◆ **BRIEF**
Each entry below should be returned exactly as is, with the pictures removed.

◆ **DATA PROVIDED**
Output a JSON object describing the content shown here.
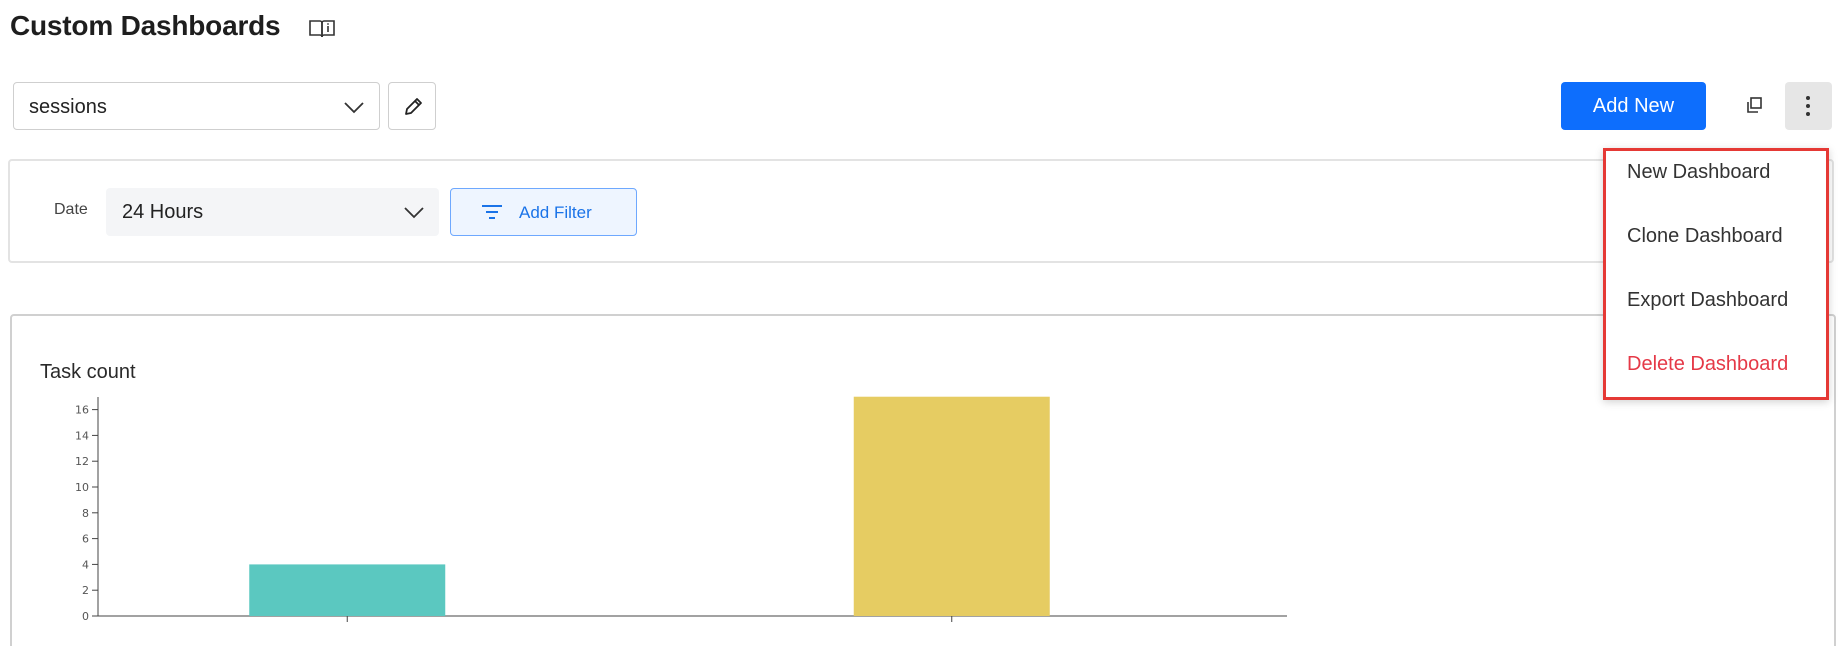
{
  "header": {
    "title": "Custom Dashboards",
    "info_icon": "book-icon"
  },
  "toolbar": {
    "dashboard_select": {
      "value": "sessions",
      "icon": "chevron-down-icon"
    },
    "edit_icon": "pencil-icon",
    "add_new_label": "Add New",
    "clone_icon": "copy-icon",
    "more_icon": "vertical-dots-icon",
    "accent_color": "#0d6efd"
  },
  "filters": {
    "date_label": "Date",
    "date_value": "24 Hours",
    "add_filter_label": "Add Filter",
    "add_filter_icon": "filter-lines-icon"
  },
  "menu": {
    "items": [
      {
        "label": "New Dashboard"
      },
      {
        "label": "Clone Dashboard"
      },
      {
        "label": "Export Dashboard"
      },
      {
        "label": "Delete Dashboard",
        "danger_color": "#e53947"
      }
    ],
    "highlight_border": "#e53935"
  },
  "chart_data": {
    "type": "bar",
    "title": "Task count",
    "y_ticks": [
      "0",
      "2",
      "4",
      "6",
      "8",
      "10",
      "12",
      "14",
      "16"
    ],
    "ylim": [
      0,
      16.9
    ],
    "series": [
      {
        "values": [
          4,
          17
        ],
        "colors": [
          "#5bc8c0",
          "#e6cc62"
        ]
      }
    ],
    "grid": false
  }
}
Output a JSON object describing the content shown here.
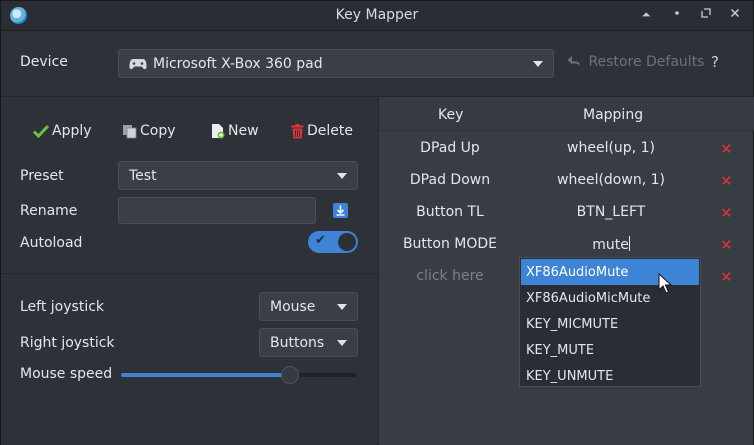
{
  "window": {
    "title": "Key Mapper",
    "controls": [
      "shade-icon",
      "minimize-icon",
      "maximize-icon",
      "close-icon"
    ]
  },
  "device": {
    "label": "Device",
    "selected": "Microsoft X-Box 360 pad",
    "restore_defaults": "Restore Defaults",
    "help": "?"
  },
  "actions": {
    "apply": "Apply",
    "copy": "Copy",
    "new": "New",
    "delete": "Delete"
  },
  "preset": {
    "label": "Preset",
    "selected": "Test",
    "rename_label": "Rename",
    "rename_value": "",
    "autoload_label": "Autoload",
    "autoload_on": true
  },
  "joysticks": {
    "left_label": "Left joystick",
    "left_value": "Mouse",
    "right_label": "Right joystick",
    "right_value": "Buttons",
    "mouse_speed_label": "Mouse speed",
    "mouse_speed_fraction": 0.72
  },
  "table": {
    "headers": {
      "key": "Key",
      "mapping": "Mapping"
    },
    "rows": [
      {
        "key": "DPad Up",
        "mapping": "wheel(up, 1)"
      },
      {
        "key": "DPad Down",
        "mapping": "wheel(down, 1)"
      },
      {
        "key": "Button TL",
        "mapping": "BTN_LEFT"
      },
      {
        "key": "Button MODE",
        "mapping": "mute"
      },
      {
        "key": "click here",
        "mapping": ""
      }
    ],
    "delete_icon": "x-icon"
  },
  "autocomplete": {
    "items": [
      "XF86AudioMute",
      "XF86AudioMicMute",
      "KEY_MICMUTE",
      "KEY_MUTE",
      "KEY_UNMUTE"
    ],
    "selected_index": 0
  },
  "colors": {
    "accent": "#3d84d6",
    "delete": "#e0333b",
    "apply_check": "#6bbf3f",
    "delete_bin": "#e0333b"
  }
}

◆ **ANSWER TO THIS TASK**
Output a JSON object describing the content shown here.
{
  "header": {
    "title": "Custom Dashboards",
    "info_icon": "book-icon"
  },
  "toolbar": {
    "dashboard_select": {
      "value": "sessions",
      "icon": "chevron-down-icon"
    },
    "edit_icon": "pencil-icon",
    "add_new_label": "Add New",
    "clone_icon": "copy-icon",
    "more_icon": "vertical-dots-icon",
    "accent_color": "#0d6efd"
  },
  "filters": {
    "date_label": "Date",
    "date_value": "24 Hours",
    "add_filter_label": "Add Filter",
    "add_filter_icon": "filter-lines-icon"
  },
  "menu": {
    "items": [
      {
        "label": "New Dashboard"
      },
      {
        "label": "Clone Dashboard"
      },
      {
        "label": "Export Dashboard"
      },
      {
        "label": "Delete Dashboard",
        "danger_color": "#e53947"
      }
    ],
    "highlight_border": "#e53935"
  },
  "chart_data": {
    "type": "bar",
    "title": "Task count",
    "y_ticks": [
      "0",
      "2",
      "4",
      "6",
      "8",
      "10",
      "12",
      "14",
      "16"
    ],
    "ylim": [
      0,
      16.9
    ],
    "series": [
      {
        "values": [
          4,
          17
        ],
        "colors": [
          "#5bc8c0",
          "#e6cc62"
        ]
      }
    ],
    "grid": false
  }
}
Output a JSON object describing the content shown here.
{
  "window": {
    "title": "Key Mapper",
    "controls": [
      "shade-icon",
      "minimize-icon",
      "maximize-icon",
      "close-icon"
    ]
  },
  "device": {
    "label": "Device",
    "selected": "Microsoft X-Box 360 pad",
    "restore_defaults": "Restore Defaults",
    "help": "?"
  },
  "actions": {
    "apply": "Apply",
    "copy": "Copy",
    "new": "New",
    "delete": "Delete"
  },
  "preset": {
    "label": "Preset",
    "selected": "Test",
    "rename_label": "Rename",
    "rename_value": "",
    "autoload_label": "Autoload",
    "autoload_on": true
  },
  "joysticks": {
    "left_label": "Left joystick",
    "left_value": "Mouse",
    "right_label": "Right joystick",
    "right_value": "Buttons",
    "mouse_speed_label": "Mouse speed",
    "mouse_speed_fraction": 0.72
  },
  "table": {
    "headers": {
      "key": "Key",
      "mapping": "Mapping"
    },
    "rows": [
      {
        "key": "DPad Up",
        "mapping": "wheel(up, 1)"
      },
      {
        "key": "DPad Down",
        "mapping": "wheel(down, 1)"
      },
      {
        "key": "Button TL",
        "mapping": "BTN_LEFT"
      },
      {
        "key": "Button MODE",
        "mapping": "mute"
      },
      {
        "key": "click here",
        "mapping": ""
      }
    ],
    "delete_icon": "x-icon"
  },
  "autocomplete": {
    "items": [
      "XF86AudioMute",
      "XF86AudioMicMute",
      "KEY_MICMUTE",
      "KEY_MUTE",
      "KEY_UNMUTE"
    ],
    "selected_index": 0
  },
  "colors": {
    "accent": "#3d84d6",
    "delete": "#e0333b",
    "apply_check": "#6bbf3f",
    "delete_bin": "#e0333b"
  }
}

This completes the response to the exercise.